**Given request:** Below is a set of records. Repeat all of them exactly.

**Input for this task:**

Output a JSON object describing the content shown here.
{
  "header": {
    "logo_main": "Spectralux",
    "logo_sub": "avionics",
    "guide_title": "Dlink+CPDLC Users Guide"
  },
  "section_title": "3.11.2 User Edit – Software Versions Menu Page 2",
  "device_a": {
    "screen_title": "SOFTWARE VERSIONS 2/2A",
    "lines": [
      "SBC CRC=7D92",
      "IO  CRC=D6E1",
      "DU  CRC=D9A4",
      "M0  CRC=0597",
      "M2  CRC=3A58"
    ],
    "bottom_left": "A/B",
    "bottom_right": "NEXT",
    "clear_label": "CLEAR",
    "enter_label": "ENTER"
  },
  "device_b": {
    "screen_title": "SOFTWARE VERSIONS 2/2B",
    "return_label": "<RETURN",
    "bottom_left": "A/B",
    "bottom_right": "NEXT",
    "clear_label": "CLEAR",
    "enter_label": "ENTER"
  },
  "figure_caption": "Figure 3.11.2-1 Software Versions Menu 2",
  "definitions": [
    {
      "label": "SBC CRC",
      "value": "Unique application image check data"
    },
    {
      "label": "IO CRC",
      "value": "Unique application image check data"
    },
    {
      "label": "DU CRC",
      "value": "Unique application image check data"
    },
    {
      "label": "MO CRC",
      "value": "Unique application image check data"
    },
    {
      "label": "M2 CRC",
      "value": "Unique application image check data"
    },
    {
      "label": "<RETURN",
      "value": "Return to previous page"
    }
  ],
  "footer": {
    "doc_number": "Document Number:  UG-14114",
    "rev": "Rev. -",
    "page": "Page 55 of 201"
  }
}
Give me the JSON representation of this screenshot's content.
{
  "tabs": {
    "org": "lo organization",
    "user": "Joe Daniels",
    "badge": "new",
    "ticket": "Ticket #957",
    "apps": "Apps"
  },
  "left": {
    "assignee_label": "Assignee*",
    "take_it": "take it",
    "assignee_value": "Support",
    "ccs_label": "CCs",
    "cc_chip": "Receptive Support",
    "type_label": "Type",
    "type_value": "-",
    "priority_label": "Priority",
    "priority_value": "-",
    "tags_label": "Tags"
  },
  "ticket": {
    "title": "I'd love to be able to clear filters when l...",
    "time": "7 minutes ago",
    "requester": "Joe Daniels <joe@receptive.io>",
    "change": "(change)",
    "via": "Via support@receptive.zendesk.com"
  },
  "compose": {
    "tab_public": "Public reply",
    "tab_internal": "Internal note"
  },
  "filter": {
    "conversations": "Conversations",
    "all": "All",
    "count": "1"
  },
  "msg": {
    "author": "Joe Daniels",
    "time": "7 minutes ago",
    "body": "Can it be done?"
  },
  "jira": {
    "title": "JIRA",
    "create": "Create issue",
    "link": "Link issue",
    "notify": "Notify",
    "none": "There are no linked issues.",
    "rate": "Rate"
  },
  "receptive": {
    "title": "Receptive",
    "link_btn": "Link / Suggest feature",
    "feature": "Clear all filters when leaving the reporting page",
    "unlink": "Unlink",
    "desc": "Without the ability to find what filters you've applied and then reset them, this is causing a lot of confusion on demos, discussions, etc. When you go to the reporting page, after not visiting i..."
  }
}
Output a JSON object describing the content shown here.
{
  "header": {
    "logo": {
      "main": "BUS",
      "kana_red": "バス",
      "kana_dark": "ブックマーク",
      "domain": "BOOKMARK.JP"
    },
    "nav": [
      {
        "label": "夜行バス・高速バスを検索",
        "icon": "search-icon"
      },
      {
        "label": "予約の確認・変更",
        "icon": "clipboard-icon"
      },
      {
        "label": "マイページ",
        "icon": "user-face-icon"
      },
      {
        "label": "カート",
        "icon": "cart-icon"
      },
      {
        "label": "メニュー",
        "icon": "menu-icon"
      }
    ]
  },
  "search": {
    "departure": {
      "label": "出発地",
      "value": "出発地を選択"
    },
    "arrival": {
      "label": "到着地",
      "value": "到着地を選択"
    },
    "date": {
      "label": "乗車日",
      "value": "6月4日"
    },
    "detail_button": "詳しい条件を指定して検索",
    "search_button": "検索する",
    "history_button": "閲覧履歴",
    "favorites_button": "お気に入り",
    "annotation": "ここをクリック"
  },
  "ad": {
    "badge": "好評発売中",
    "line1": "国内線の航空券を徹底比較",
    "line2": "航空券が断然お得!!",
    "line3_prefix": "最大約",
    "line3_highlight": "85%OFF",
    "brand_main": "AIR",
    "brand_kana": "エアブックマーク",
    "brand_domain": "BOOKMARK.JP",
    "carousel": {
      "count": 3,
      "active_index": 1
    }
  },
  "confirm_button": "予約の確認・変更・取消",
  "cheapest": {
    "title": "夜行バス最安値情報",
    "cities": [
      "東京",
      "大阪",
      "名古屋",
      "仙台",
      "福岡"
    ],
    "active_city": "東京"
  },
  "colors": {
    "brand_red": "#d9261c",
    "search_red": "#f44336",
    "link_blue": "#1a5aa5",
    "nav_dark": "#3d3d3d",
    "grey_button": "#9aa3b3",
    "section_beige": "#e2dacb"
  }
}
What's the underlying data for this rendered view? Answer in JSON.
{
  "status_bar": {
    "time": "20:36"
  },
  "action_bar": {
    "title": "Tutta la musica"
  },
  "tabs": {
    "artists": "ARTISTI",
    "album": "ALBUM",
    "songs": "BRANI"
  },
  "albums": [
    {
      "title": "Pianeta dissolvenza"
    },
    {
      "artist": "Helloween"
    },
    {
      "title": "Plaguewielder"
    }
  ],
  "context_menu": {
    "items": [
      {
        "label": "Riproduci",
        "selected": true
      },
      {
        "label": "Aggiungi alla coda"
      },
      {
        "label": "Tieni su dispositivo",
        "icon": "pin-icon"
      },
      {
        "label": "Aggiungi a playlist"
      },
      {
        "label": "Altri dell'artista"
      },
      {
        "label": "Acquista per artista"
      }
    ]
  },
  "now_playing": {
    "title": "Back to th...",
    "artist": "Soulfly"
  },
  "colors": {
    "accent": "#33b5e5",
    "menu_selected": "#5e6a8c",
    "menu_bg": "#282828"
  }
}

**Output below:**
Output a JSON object describing the content shown here.
{
  "header": {
    "logo_main": "Spectralux",
    "logo_sub": "avionics",
    "guide_title": "Dlink+CPDLC Users Guide"
  },
  "section_title": "3.11.2 User Edit – Software Versions Menu Page 2",
  "device_a": {
    "screen_title": "SOFTWARE VERSIONS 2/2A",
    "lines": [
      "SBC CRC=7D92",
      "IO  CRC=D6E1",
      "DU  CRC=D9A4",
      "M0  CRC=0597",
      "M2  CRC=3A58"
    ],
    "bottom_left": "A/B",
    "bottom_right": "NEXT",
    "clear_label": "CLEAR",
    "enter_label": "ENTER"
  },
  "device_b": {
    "screen_title": "SOFTWARE VERSIONS 2/2B",
    "return_label": "<RETURN",
    "bottom_left": "A/B",
    "bottom_right": "NEXT",
    "clear_label": "CLEAR",
    "enter_label": "ENTER"
  },
  "figure_caption": "Figure 3.11.2-1 Software Versions Menu 2",
  "definitions": [
    {
      "label": "SBC CRC",
      "value": "Unique application image check data"
    },
    {
      "label": "IO CRC",
      "value": "Unique application image check data"
    },
    {
      "label": "DU CRC",
      "value": "Unique application image check data"
    },
    {
      "label": "MO CRC",
      "value": "Unique application image check data"
    },
    {
      "label": "M2 CRC",
      "value": "Unique application image check data"
    },
    {
      "label": "<RETURN",
      "value": "Return to previous page"
    }
  ],
  "footer": {
    "doc_number": "Document Number:  UG-14114",
    "rev": "Rev. -",
    "page": "Page 55 of 201"
  }
}
Give me the JSON representation of this screenshot's content.
{
  "tabs": {
    "org": "lo organization",
    "user": "Joe Daniels",
    "badge": "new",
    "ticket": "Ticket #957",
    "apps": "Apps"
  },
  "left": {
    "assignee_label": "Assignee*",
    "take_it": "take it",
    "assignee_value": "Support",
    "ccs_label": "CCs",
    "cc_chip": "Receptive Support",
    "type_label": "Type",
    "type_value": "-",
    "priority_label": "Priority",
    "priority_value": "-",
    "tags_label": "Tags"
  },
  "ticket": {
    "title": "I'd love to be able to clear filters when l...",
    "time": "7 minutes ago",
    "requester": "Joe Daniels <joe@receptive.io>",
    "change": "(change)",
    "via": "Via support@receptive.zendesk.com"
  },
  "compose": {
    "tab_public": "Public reply",
    "tab_internal": "Internal note"
  },
  "filter": {
    "conversations": "Conversations",
    "all": "All",
    "count": "1"
  },
  "msg": {
    "author": "Joe Daniels",
    "time": "7 minutes ago",
    "body": "Can it be done?"
  },
  "jira": {
    "title": "JIRA",
    "create": "Create issue",
    "link": "Link issue",
    "notify": "Notify",
    "none": "There are no linked issues.",
    "rate": "Rate"
  },
  "receptive": {
    "title": "Receptive",
    "link_btn": "Link / Suggest feature",
    "feature": "Clear all filters when leaving the reporting page",
    "unlink": "Unlink",
    "desc": "Without the ability to find what filters you've applied and then reset them, this is causing a lot of confusion on demos, discussions, etc. When you go to the reporting page, after not visiting i..."
  }
}
Output a JSON object describing the content shown here.
{
  "header": {
    "logo": {
      "main": "BUS",
      "kana_red": "バス",
      "kana_dark": "ブックマーク",
      "domain": "BOOKMARK.JP"
    },
    "nav": [
      {
        "label": "夜行バス・高速バスを検索",
        "icon": "search-icon"
      },
      {
        "label": "予約の確認・変更",
        "icon": "clipboard-icon"
      },
      {
        "label": "マイページ",
        "icon": "user-face-icon"
      },
      {
        "label": "カート",
        "icon": "cart-icon"
      },
      {
        "label": "メニュー",
        "icon": "menu-icon"
      }
    ]
  },
  "search": {
    "departure": {
      "label": "出発地",
      "value": "出発地を選択"
    },
    "arrival": {
      "label": "到着地",
      "value": "到着地を選択"
    },
    "date": {
      "label": "乗車日",
      "value": "6月4日"
    },
    "detail_button": "詳しい条件を指定して検索",
    "search_button": "検索する",
    "history_button": "閲覧履歴",
    "favorites_button": "お気に入り",
    "annotation": "ここをクリック"
  },
  "ad": {
    "badge": "好評発売中",
    "line1": "国内線の航空券を徹底比較",
    "line2": "航空券が断然お得!!",
    "line3_prefix": "最大約",
    "line3_highlight": "85%OFF",
    "brand_main": "AIR",
    "brand_kana": "エアブックマーク",
    "brand_domain": "BOOKMARK.JP",
    "carousel": {
      "count": 3,
      "active_index": 1
    }
  },
  "confirm_button": "予約の確認・変更・取消",
  "cheapest": {
    "title": "夜行バス最安値情報",
    "cities": [
      "東京",
      "大阪",
      "名古屋",
      "仙台",
      "福岡"
    ],
    "active_city": "東京"
  },
  "colors": {
    "brand_red": "#d9261c",
    "search_red": "#f44336",
    "link_blue": "#1a5aa5",
    "nav_dark": "#3d3d3d",
    "grey_button": "#9aa3b3",
    "section_beige": "#e2dacb"
  }
}
What's the underlying data for this rendered view? Answer in JSON.
{
  "status_bar": {
    "time": "20:36"
  },
  "action_bar": {
    "title": "Tutta la musica"
  },
  "tabs": {
    "artists": "ARTISTI",
    "album": "ALBUM",
    "songs": "BRANI"
  },
  "albums": [
    {
      "title": "Pianeta dissolvenza"
    },
    {
      "artist": "Helloween"
    },
    {
      "title": "Plaguewielder"
    }
  ],
  "context_menu": {
    "items": [
      {
        "label": "Riproduci",
        "selected": true
      },
      {
        "label": "Aggiungi alla coda"
      },
      {
        "label": "Tieni su dispositivo",
        "icon": "pin-icon"
      },
      {
        "label": "Aggiungi a playlist"
      },
      {
        "label": "Altri dell'artista"
      },
      {
        "label": "Acquista per artista"
      }
    ]
  },
  "now_playing": {
    "title": "Back to th...",
    "artist": "Soulfly"
  },
  "colors": {
    "accent": "#33b5e5",
    "menu_selected": "#5e6a8c",
    "menu_bg": "#282828"
  }
}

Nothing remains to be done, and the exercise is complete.